▶ _Stored data entries_

□ □ □ □ □

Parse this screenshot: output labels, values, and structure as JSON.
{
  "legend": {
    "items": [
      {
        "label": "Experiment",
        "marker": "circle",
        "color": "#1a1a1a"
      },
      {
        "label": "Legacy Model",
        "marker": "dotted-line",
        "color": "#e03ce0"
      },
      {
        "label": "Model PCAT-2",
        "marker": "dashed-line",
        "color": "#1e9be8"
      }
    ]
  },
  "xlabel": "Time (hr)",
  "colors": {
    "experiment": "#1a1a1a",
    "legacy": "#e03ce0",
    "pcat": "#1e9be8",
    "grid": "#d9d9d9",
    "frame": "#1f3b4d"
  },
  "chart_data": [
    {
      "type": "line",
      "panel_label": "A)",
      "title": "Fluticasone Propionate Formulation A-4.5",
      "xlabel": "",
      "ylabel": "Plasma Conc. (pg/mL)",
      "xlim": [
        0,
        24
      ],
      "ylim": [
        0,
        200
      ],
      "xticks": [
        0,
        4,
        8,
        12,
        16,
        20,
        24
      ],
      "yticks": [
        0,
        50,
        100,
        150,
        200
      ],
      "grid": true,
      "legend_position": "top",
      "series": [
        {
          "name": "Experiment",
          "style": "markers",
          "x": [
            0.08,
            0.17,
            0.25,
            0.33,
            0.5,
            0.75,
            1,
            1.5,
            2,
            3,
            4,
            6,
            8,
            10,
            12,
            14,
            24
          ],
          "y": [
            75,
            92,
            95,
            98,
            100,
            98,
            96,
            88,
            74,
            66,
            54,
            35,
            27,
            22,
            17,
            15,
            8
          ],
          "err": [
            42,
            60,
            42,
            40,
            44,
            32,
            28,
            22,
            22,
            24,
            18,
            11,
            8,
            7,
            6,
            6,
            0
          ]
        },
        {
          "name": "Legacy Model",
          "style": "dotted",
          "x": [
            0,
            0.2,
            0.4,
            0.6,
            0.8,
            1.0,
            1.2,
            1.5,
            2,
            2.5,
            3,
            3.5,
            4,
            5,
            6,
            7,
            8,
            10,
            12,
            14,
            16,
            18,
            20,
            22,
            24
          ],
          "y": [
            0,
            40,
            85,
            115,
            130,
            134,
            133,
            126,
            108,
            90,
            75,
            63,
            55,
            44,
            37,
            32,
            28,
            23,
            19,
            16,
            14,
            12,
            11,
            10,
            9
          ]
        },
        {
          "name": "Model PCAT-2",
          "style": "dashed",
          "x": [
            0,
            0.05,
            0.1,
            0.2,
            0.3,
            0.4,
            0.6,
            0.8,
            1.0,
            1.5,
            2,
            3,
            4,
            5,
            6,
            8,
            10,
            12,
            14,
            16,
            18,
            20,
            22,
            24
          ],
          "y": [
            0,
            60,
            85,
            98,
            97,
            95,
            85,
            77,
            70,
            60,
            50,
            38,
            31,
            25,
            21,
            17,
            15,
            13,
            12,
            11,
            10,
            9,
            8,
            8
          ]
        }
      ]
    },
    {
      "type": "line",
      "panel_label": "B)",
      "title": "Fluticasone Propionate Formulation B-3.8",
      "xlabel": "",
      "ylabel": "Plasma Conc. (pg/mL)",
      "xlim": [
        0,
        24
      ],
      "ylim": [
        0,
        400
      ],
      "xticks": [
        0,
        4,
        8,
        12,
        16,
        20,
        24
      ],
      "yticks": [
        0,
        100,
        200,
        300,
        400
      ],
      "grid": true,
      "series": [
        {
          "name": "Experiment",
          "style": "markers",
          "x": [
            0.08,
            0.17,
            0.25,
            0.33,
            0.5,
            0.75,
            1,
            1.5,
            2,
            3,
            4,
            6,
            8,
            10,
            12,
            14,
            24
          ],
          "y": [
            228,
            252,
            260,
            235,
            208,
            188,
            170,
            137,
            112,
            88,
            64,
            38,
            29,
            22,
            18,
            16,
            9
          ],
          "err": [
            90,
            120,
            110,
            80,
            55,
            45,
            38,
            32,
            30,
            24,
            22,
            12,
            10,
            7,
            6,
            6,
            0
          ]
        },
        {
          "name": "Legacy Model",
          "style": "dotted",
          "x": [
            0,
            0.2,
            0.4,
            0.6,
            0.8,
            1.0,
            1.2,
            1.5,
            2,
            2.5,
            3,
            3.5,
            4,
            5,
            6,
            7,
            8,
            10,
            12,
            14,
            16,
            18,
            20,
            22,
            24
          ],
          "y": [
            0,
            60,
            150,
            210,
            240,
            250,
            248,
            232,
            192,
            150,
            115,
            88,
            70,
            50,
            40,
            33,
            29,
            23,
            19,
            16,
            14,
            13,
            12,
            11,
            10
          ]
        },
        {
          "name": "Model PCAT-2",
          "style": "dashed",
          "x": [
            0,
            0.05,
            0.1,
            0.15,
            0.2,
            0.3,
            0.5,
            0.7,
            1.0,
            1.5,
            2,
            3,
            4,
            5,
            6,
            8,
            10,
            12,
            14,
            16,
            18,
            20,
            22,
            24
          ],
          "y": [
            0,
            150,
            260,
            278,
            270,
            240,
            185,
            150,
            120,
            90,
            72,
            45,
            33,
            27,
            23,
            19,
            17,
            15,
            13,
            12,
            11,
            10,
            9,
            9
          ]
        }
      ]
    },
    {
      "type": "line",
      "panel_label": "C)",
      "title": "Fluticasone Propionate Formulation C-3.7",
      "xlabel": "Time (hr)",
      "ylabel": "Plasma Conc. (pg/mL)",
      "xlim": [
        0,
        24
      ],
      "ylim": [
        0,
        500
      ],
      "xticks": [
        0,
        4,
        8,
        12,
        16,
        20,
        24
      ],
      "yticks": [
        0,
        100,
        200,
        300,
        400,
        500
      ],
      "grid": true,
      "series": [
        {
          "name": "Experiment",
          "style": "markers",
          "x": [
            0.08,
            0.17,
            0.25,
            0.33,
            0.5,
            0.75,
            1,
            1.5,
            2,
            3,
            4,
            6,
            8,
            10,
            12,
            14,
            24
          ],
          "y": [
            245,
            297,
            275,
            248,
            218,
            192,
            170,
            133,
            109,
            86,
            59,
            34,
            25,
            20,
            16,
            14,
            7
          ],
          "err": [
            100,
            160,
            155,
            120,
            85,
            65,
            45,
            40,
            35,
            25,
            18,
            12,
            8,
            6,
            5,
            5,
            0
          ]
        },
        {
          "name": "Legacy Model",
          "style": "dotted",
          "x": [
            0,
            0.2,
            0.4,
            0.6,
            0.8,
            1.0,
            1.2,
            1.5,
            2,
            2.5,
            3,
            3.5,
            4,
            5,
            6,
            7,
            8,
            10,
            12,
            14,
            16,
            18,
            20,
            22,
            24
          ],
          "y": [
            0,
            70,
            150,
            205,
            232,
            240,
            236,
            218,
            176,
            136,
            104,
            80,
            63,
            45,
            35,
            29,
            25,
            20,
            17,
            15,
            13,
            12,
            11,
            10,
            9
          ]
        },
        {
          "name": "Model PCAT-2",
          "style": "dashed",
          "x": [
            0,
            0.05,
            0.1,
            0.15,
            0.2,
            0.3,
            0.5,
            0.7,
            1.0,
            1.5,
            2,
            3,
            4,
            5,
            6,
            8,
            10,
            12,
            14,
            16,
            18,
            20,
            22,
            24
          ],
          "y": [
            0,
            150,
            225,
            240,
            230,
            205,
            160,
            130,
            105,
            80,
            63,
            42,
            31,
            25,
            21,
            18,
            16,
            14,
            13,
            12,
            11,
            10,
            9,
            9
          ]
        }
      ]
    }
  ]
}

□ □ □ □ □

▶ _EXERCISE_
All of the material above needs to be retyped word for word.

▶ _SOLVED PROBLEM_
Parse this screenshot: output labels, values, and structure as JSON.
{
  "legend": {
    "items": [
      {
        "label": "Experiment",
        "marker": "circle",
        "color": "#1a1a1a"
      },
      {
        "label": "Legacy Model",
        "marker": "dotted-line",
        "color": "#e03ce0"
      },
      {
        "label": "Model PCAT-2",
        "marker": "dashed-line",
        "color": "#1e9be8"
      }
    ]
  },
  "xlabel": "Time (hr)",
  "colors": {
    "experiment": "#1a1a1a",
    "legacy": "#e03ce0",
    "pcat": "#1e9be8",
    "grid": "#d9d9d9",
    "frame": "#1f3b4d"
  },
  "chart_data": [
    {
      "type": "line",
      "panel_label": "A)",
      "title": "Fluticasone Propionate Formulation A-4.5",
      "xlabel": "",
      "ylabel": "Plasma Conc. (pg/mL)",
      "xlim": [
        0,
        24
      ],
      "ylim": [
        0,
        200
      ],
      "xticks": [
        0,
        4,
        8,
        12,
        16,
        20,
        24
      ],
      "yticks": [
        0,
        50,
        100,
        150,
        200
      ],
      "grid": true,
      "legend_position": "top",
      "series": [
        {
          "name": "Experiment",
          "style": "markers",
          "x": [
            0.08,
            0.17,
            0.25,
            0.33,
            0.5,
            0.75,
            1,
            1.5,
            2,
            3,
            4,
            6,
            8,
            10,
            12,
            14,
            24
          ],
          "y": [
            75,
            92,
            95,
            98,
            100,
            98,
            96,
            88,
            74,
            66,
            54,
            35,
            27,
            22,
            17,
            15,
            8
          ],
          "err": [
            42,
            60,
            42,
            40,
            44,
            32,
            28,
            22,
            22,
            24,
            18,
            11,
            8,
            7,
            6,
            6,
            0
          ]
        },
        {
          "name": "Legacy Model",
          "style": "dotted",
          "x": [
            0,
            0.2,
            0.4,
            0.6,
            0.8,
            1.0,
            1.2,
            1.5,
            2,
            2.5,
            3,
            3.5,
            4,
            5,
            6,
            7,
            8,
            10,
            12,
            14,
            16,
            18,
            20,
            22,
            24
          ],
          "y": [
            0,
            40,
            85,
            115,
            130,
            134,
            133,
            126,
            108,
            90,
            75,
            63,
            55,
            44,
            37,
            32,
            28,
            23,
            19,
            16,
            14,
            12,
            11,
            10,
            9
          ]
        },
        {
          "name": "Model PCAT-2",
          "style": "dashed",
          "x": [
            0,
            0.05,
            0.1,
            0.2,
            0.3,
            0.4,
            0.6,
            0.8,
            1.0,
            1.5,
            2,
            3,
            4,
            5,
            6,
            8,
            10,
            12,
            14,
            16,
            18,
            20,
            22,
            24
          ],
          "y": [
            0,
            60,
            85,
            98,
            97,
            95,
            85,
            77,
            70,
            60,
            50,
            38,
            31,
            25,
            21,
            17,
            15,
            13,
            12,
            11,
            10,
            9,
            8,
            8
          ]
        }
      ]
    },
    {
      "type": "line",
      "panel_label": "B)",
      "title": "Fluticasone Propionate Formulation B-3.8",
      "xlabel": "",
      "ylabel": "Plasma Conc. (pg/mL)",
      "xlim": [
        0,
        24
      ],
      "ylim": [
        0,
        400
      ],
      "xticks": [
        0,
        4,
        8,
        12,
        16,
        20,
        24
      ],
      "yticks": [
        0,
        100,
        200,
        300,
        400
      ],
      "grid": true,
      "series": [
        {
          "name": "Experiment",
          "style": "markers",
          "x": [
            0.08,
            0.17,
            0.25,
            0.33,
            0.5,
            0.75,
            1,
            1.5,
            2,
            3,
            4,
            6,
            8,
            10,
            12,
            14,
            24
          ],
          "y": [
            228,
            252,
            260,
            235,
            208,
            188,
            170,
            137,
            112,
            88,
            64,
            38,
            29,
            22,
            18,
            16,
            9
          ],
          "err": [
            90,
            120,
            110,
            80,
            55,
            45,
            38,
            32,
            30,
            24,
            22,
            12,
            10,
            7,
            6,
            6,
            0
          ]
        },
        {
          "name": "Legacy Model",
          "style": "dotted",
          "x": [
            0,
            0.2,
            0.4,
            0.6,
            0.8,
            1.0,
            1.2,
            1.5,
            2,
            2.5,
            3,
            3.5,
            4,
            5,
            6,
            7,
            8,
            10,
            12,
            14,
            16,
            18,
            20,
            22,
            24
          ],
          "y": [
            0,
            60,
            150,
            210,
            240,
            250,
            248,
            232,
            192,
            150,
            115,
            88,
            70,
            50,
            40,
            33,
            29,
            23,
            19,
            16,
            14,
            13,
            12,
            11,
            10
          ]
        },
        {
          "name": "Model PCAT-2",
          "style": "dashed",
          "x": [
            0,
            0.05,
            0.1,
            0.15,
            0.2,
            0.3,
            0.5,
            0.7,
            1.0,
            1.5,
            2,
            3,
            4,
            5,
            6,
            8,
            10,
            12,
            14,
            16,
            18,
            20,
            22,
            24
          ],
          "y": [
            0,
            150,
            260,
            278,
            270,
            240,
            185,
            150,
            120,
            90,
            72,
            45,
            33,
            27,
            23,
            19,
            17,
            15,
            13,
            12,
            11,
            10,
            9,
            9
          ]
        }
      ]
    },
    {
      "type": "line",
      "panel_label": "C)",
      "title": "Fluticasone Propionate Formulation C-3.7",
      "xlabel": "Time (hr)",
      "ylabel": "Plasma Conc. (pg/mL)",
      "xlim": [
        0,
        24
      ],
      "ylim": [
        0,
        500
      ],
      "xticks": [
        0,
        4,
        8,
        12,
        16,
        20,
        24
      ],
      "yticks": [
        0,
        100,
        200,
        300,
        400,
        500
      ],
      "grid": true,
      "series": [
        {
          "name": "Experiment",
          "style": "markers",
          "x": [
            0.08,
            0.17,
            0.25,
            0.33,
            0.5,
            0.75,
            1,
            1.5,
            2,
            3,
            4,
            6,
            8,
            10,
            12,
            14,
            24
          ],
          "y": [
            245,
            297,
            275,
            248,
            218,
            192,
            170,
            133,
            109,
            86,
            59,
            34,
            25,
            20,
            16,
            14,
            7
          ],
          "err": [
            100,
            160,
            155,
            120,
            85,
            65,
            45,
            40,
            35,
            25,
            18,
            12,
            8,
            6,
            5,
            5,
            0
          ]
        },
        {
          "name": "Legacy Model",
          "style": "dotted",
          "x": [
            0,
            0.2,
            0.4,
            0.6,
            0.8,
            1.0,
            1.2,
            1.5,
            2,
            2.5,
            3,
            3.5,
            4,
            5,
            6,
            7,
            8,
            10,
            12,
            14,
            16,
            18,
            20,
            22,
            24
          ],
          "y": [
            0,
            70,
            150,
            205,
            232,
            240,
            236,
            218,
            176,
            136,
            104,
            80,
            63,
            45,
            35,
            29,
            25,
            20,
            17,
            15,
            13,
            12,
            11,
            10,
            9
          ]
        },
        {
          "name": "Model PCAT-2",
          "style": "dashed",
          "x": [
            0,
            0.05,
            0.1,
            0.15,
            0.2,
            0.3,
            0.5,
            0.7,
            1.0,
            1.5,
            2,
            3,
            4,
            5,
            6,
            8,
            10,
            12,
            14,
            16,
            18,
            20,
            22,
            24
          ],
          "y": [
            0,
            150,
            225,
            240,
            230,
            205,
            160,
            130,
            105,
            80,
            63,
            42,
            31,
            25,
            21,
            18,
            16,
            14,
            13,
            12,
            11,
            10,
            9,
            9
          ]
        }
      ]
    }
  ]
}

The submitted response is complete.